:: Listed records ::
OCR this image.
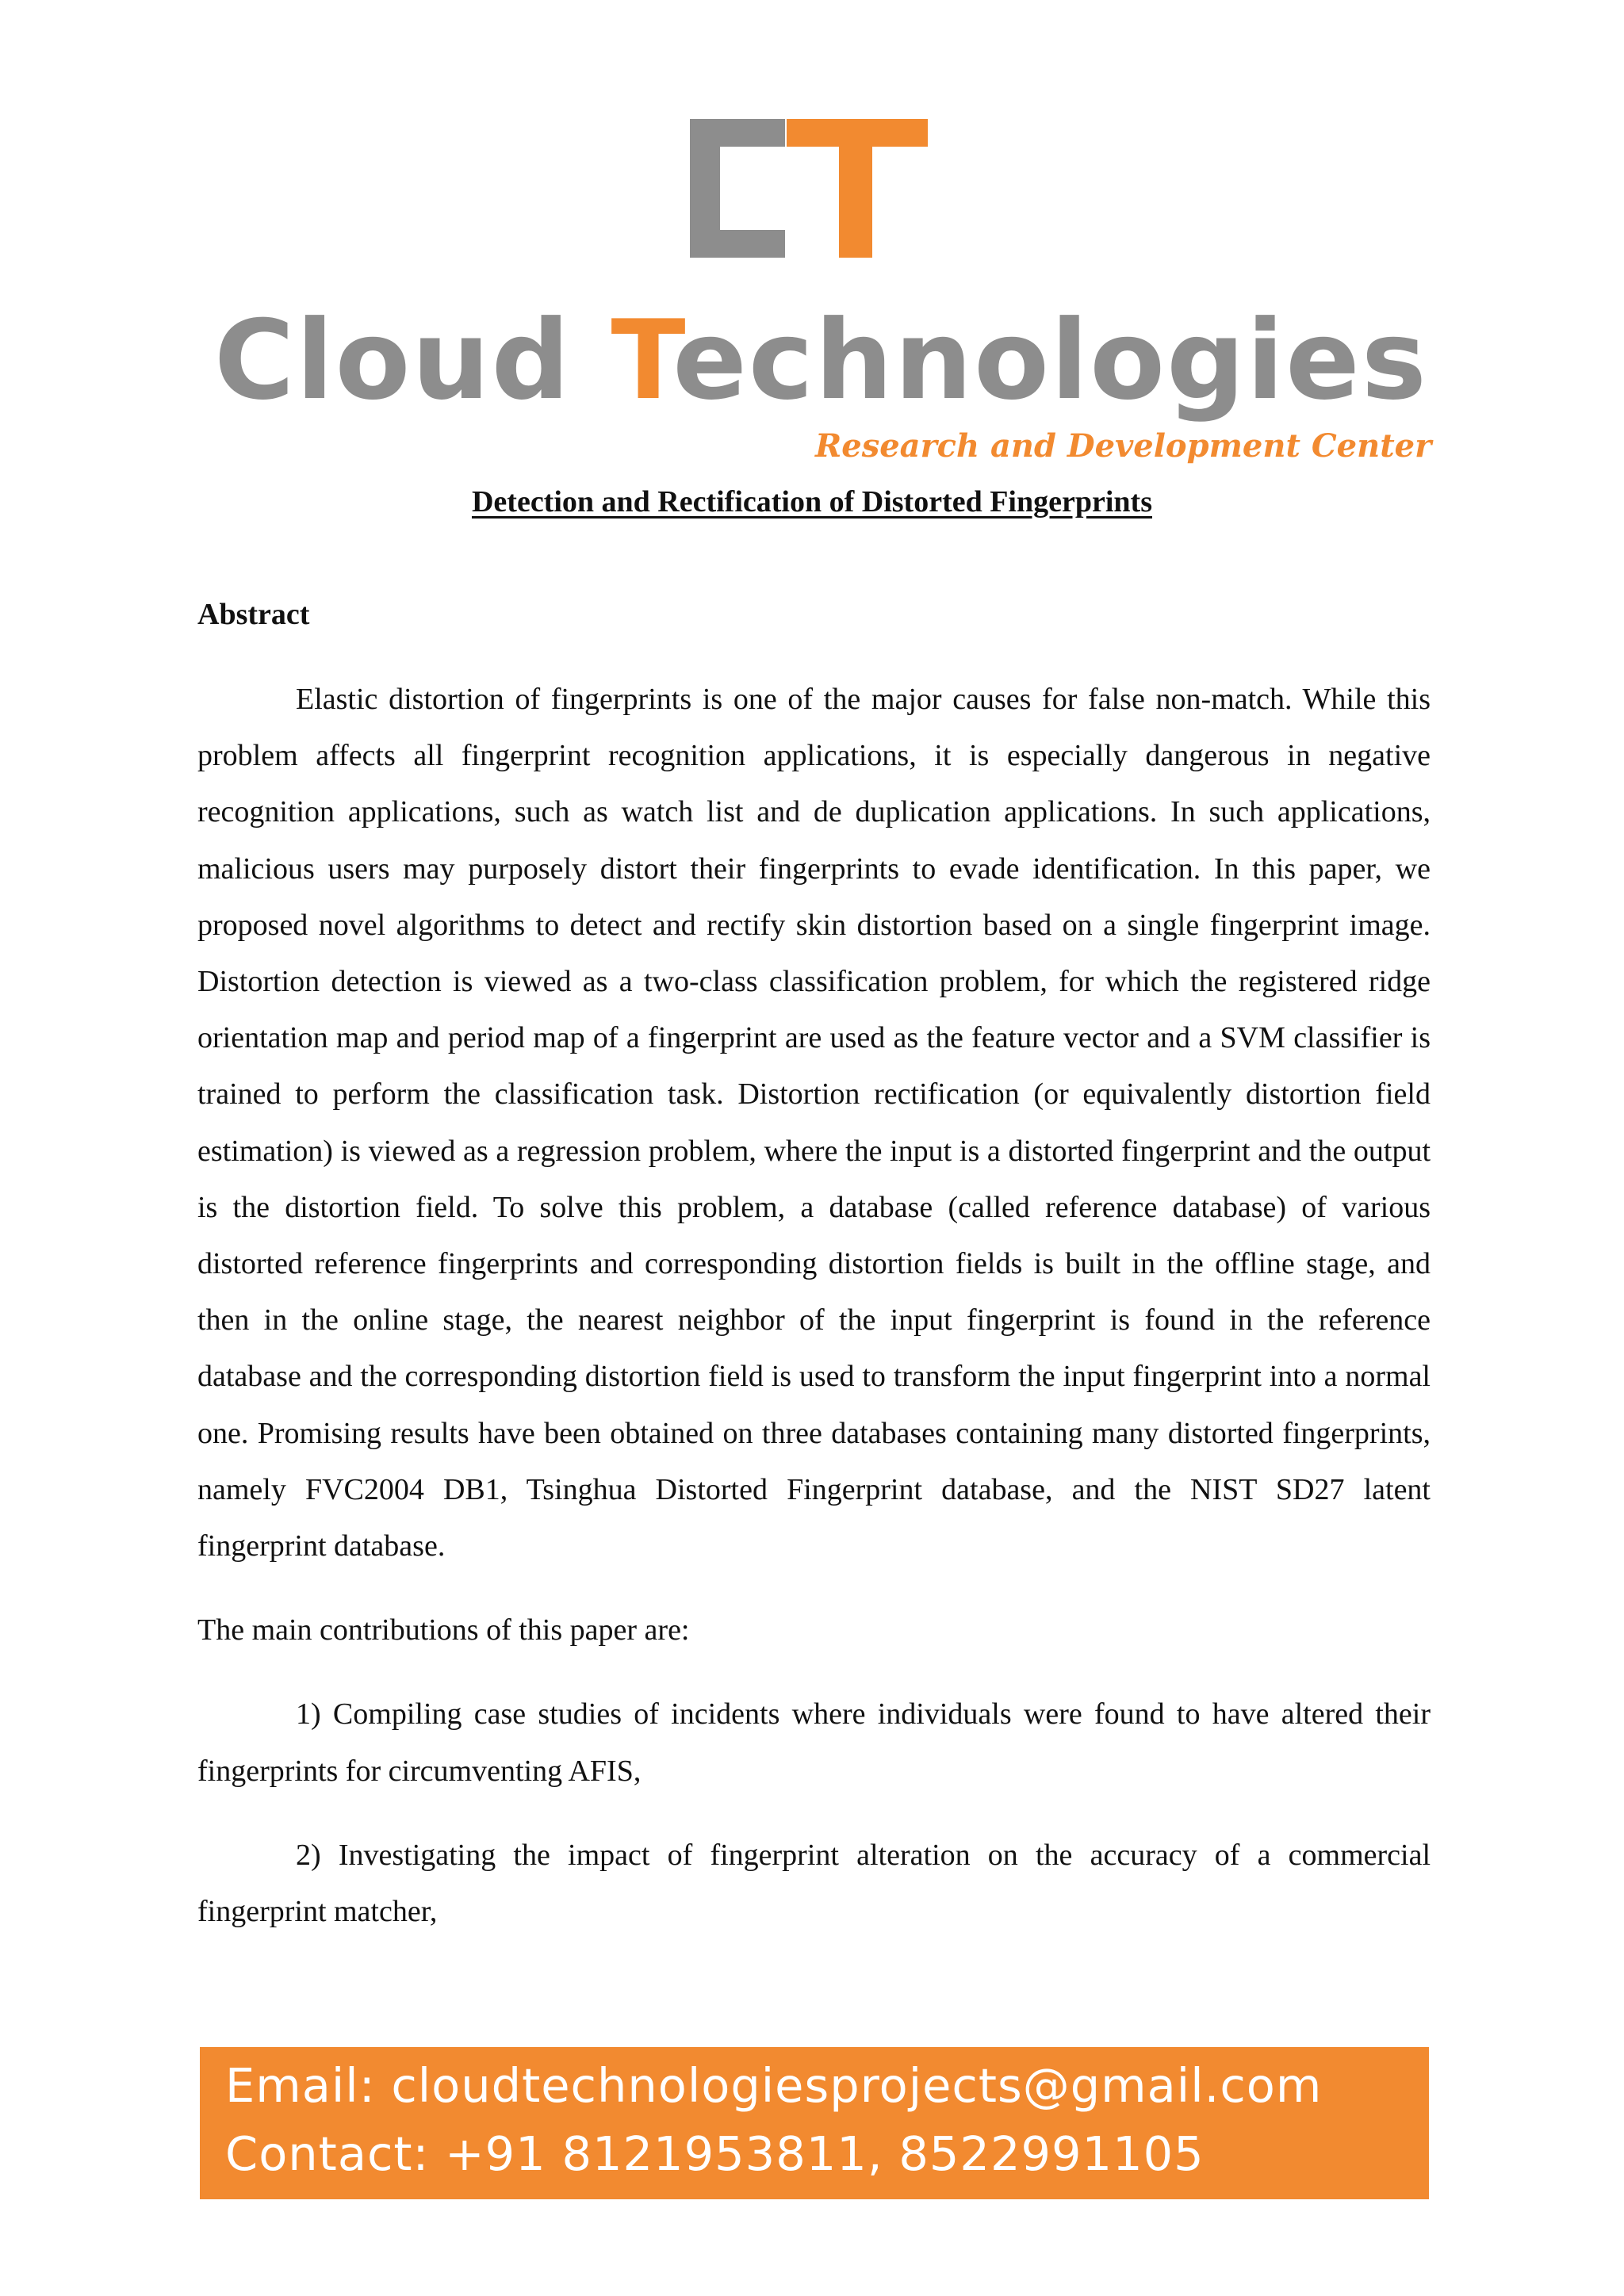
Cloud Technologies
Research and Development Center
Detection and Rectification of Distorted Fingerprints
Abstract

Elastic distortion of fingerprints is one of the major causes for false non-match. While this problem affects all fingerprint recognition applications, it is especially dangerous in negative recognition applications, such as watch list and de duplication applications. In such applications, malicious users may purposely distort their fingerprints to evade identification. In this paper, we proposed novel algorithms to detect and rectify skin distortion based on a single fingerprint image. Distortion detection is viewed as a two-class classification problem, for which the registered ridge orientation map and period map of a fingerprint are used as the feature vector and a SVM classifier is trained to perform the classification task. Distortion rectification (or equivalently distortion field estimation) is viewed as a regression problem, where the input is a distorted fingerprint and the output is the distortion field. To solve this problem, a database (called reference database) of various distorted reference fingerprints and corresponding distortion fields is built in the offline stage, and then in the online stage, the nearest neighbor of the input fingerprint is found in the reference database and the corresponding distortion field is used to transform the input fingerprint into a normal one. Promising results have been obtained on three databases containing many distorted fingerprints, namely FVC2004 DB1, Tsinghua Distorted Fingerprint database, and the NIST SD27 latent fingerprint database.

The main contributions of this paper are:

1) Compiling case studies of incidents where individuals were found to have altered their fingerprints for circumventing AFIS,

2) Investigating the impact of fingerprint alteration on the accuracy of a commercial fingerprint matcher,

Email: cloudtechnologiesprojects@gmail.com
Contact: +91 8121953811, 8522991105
---
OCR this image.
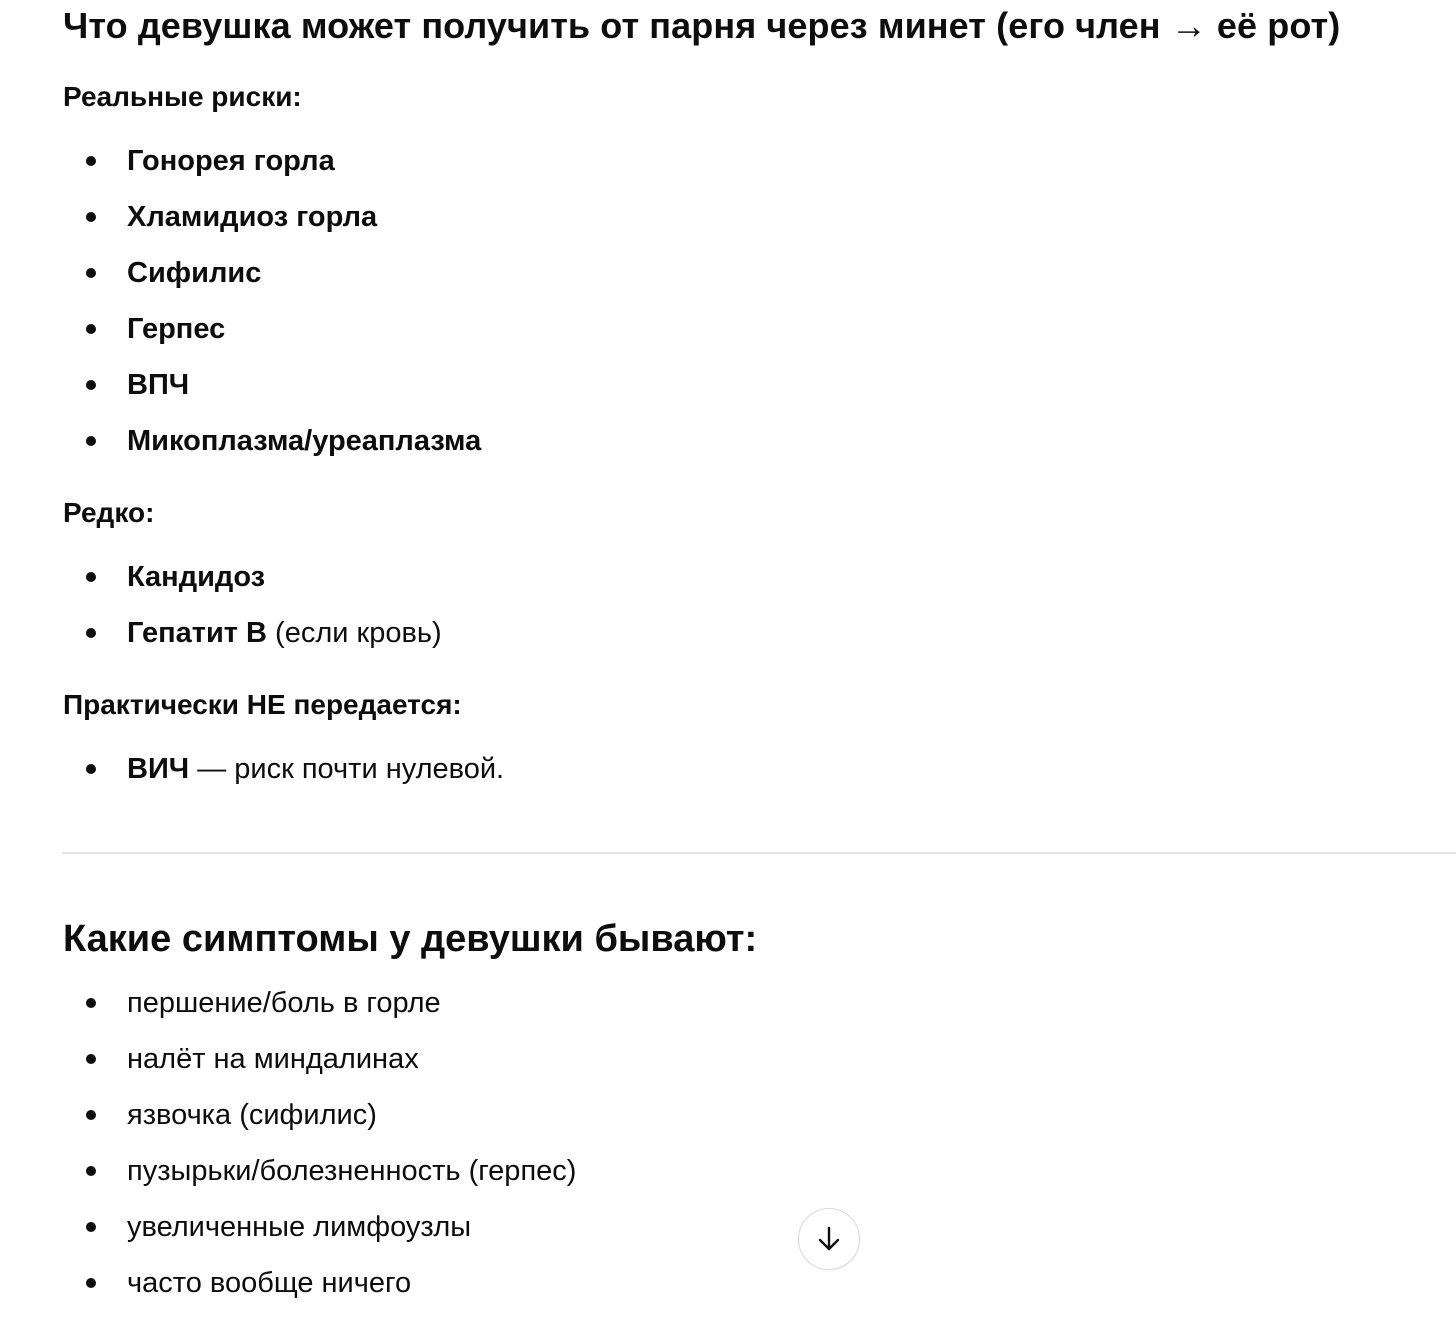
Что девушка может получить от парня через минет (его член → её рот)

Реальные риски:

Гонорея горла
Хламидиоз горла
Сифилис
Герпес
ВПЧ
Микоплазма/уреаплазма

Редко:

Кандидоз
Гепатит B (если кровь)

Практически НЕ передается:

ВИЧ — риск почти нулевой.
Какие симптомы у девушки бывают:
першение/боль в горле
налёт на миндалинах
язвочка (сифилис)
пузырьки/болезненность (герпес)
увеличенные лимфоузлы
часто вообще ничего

:: Task details ::
Pick out all lines containing the string "have".

:: The completed task ::
Elastic distortion of fingerprints is one of the major causes for false non-match. While this problem affects all fingerprint recognition applications, it is especially dangerous in negative recognition applications, such as watch list and de duplication applications. In such applications, malicious users may purposely distort their fingerprints to evade identification. In this paper, we proposed novel algorithms to detect and rectify skin distortion based on a single fingerprint image. Distortion detection is viewed as a two-class classification problem, for which the registered ridge orientation map and period map of a fingerprint are used as the feature vector and a SVM classifier is trained to perform the classification task. Distortion rectification (or equivalently distortion field estimation) is viewed as a regression problem, where the input is a distorted fingerprint and the output is the distortion field. To solve this problem, a database (called reference database) of various distorted reference fingerprints and corresponding distortion fields is built in the offline stage, and then in the online stage, the nearest neighbor of the input fingerprint is found in the reference database and the corresponding distortion field is used to transform the input fingerprint into a normal one. Promising results have been obtained on three databases containing many distorted fingerprints, namely FVC2004 DB1, Tsinghua Distorted Fingerprint database, and the NIST SD27 latent fingerprint database.
1) Compiling case studies of incidents where individuals were found to have altered their fingerprints for circumventing AFIS,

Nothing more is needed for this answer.